• _Your instructions_
Each line containing the word "name" must be reported.

• _Input material_
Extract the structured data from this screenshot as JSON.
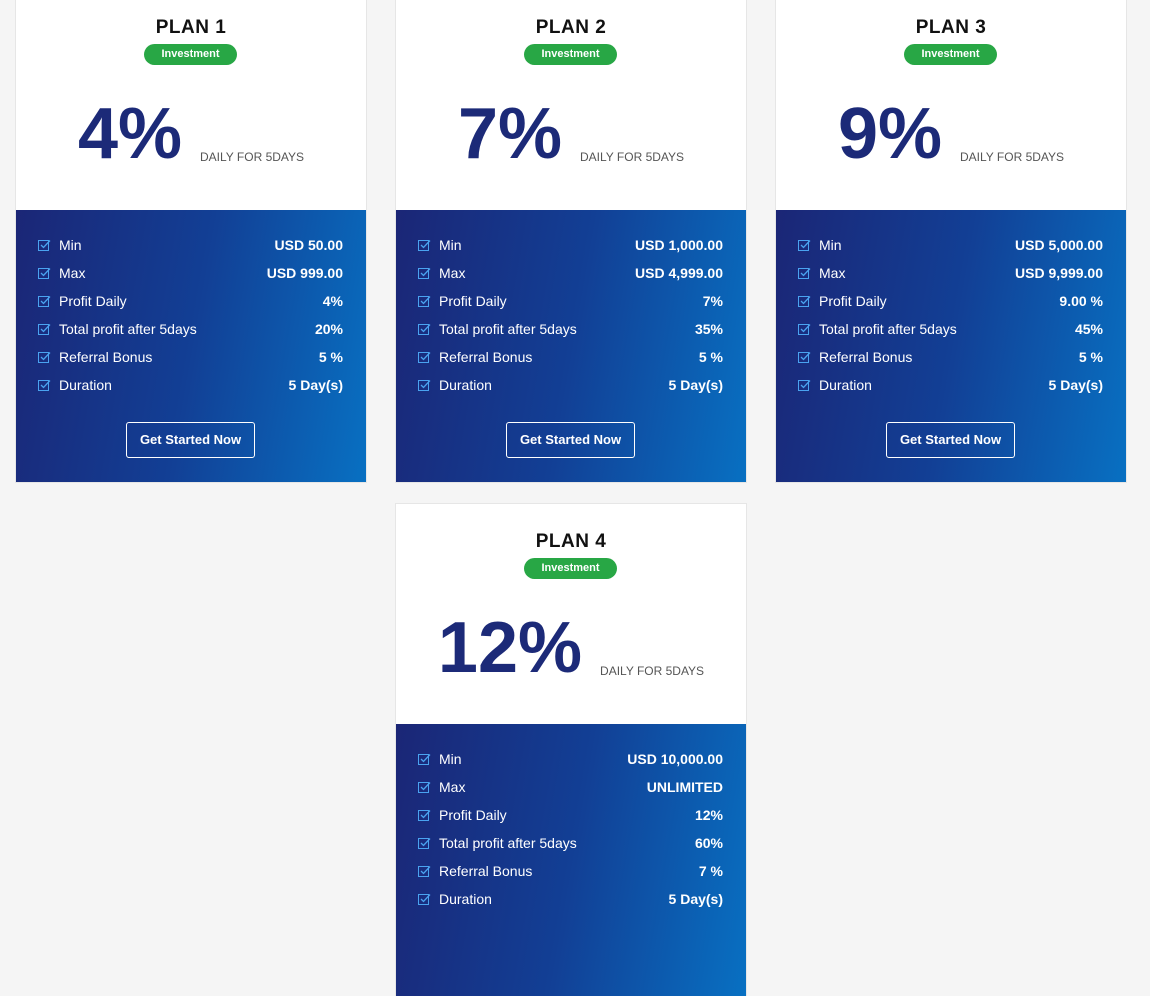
{
  "plans": [
    {
      "name": "PLAN 1",
      "badge": "Investment",
      "rate": "4%",
      "period": "DAILY FOR 5DAYS",
      "rows": [
        [
          "Min",
          "USD 50.00"
        ],
        [
          "Max",
          "USD 999.00"
        ],
        [
          "Profit Daily",
          "4%"
        ],
        [
          "Total profit after 5days",
          "20%"
        ],
        [
          "Referral Bonus",
          "5 %"
        ],
        [
          "Duration",
          "5 Day(s)"
        ]
      ],
      "button": "Get Started Now"
    },
    {
      "name": "PLAN 2",
      "badge": "Investment",
      "rate": "7%",
      "period": "DAILY FOR 5DAYS",
      "rows": [
        [
          "Min",
          "USD 1,000.00"
        ],
        [
          "Max",
          "USD 4,999.00"
        ],
        [
          "Profit Daily",
          "7%"
        ],
        [
          "Total profit after 5days",
          "35%"
        ],
        [
          "Referral Bonus",
          "5 %"
        ],
        [
          "Duration",
          "5 Day(s)"
        ]
      ],
      "button": "Get Started Now"
    },
    {
      "name": "PLAN 3",
      "badge": "Investment",
      "rate": "9%",
      "period": "DAILY FOR 5DAYS",
      "rows": [
        [
          "Min",
          "USD 5,000.00"
        ],
        [
          "Max",
          "USD 9,999.00"
        ],
        [
          "Profit Daily",
          "9.00 %"
        ],
        [
          "Total profit after 5days",
          "45%"
        ],
        [
          "Referral Bonus",
          "5 %"
        ],
        [
          "Duration",
          "5 Day(s)"
        ]
      ],
      "button": "Get Started Now"
    },
    {
      "name": "PLAN 4",
      "badge": "Investment",
      "rate": "12%",
      "period": "DAILY FOR 5DAYS",
      "rows": [
        [
          "Min",
          "USD 10,000.00"
        ],
        [
          "Max",
          "UNLIMITED"
        ],
        [
          "Profit Daily",
          "12%"
        ],
        [
          "Total profit after 5days",
          "60%"
        ],
        [
          "Referral Bonus",
          "7 %"
        ],
        [
          "Duration",
          "5 Day(s)"
        ]
      ]
    }
  ]
}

• _Exercise result_
      "name": "PLAN 1",
      "name": "PLAN 2",
      "name": "PLAN 3",
      "name": "PLAN 4",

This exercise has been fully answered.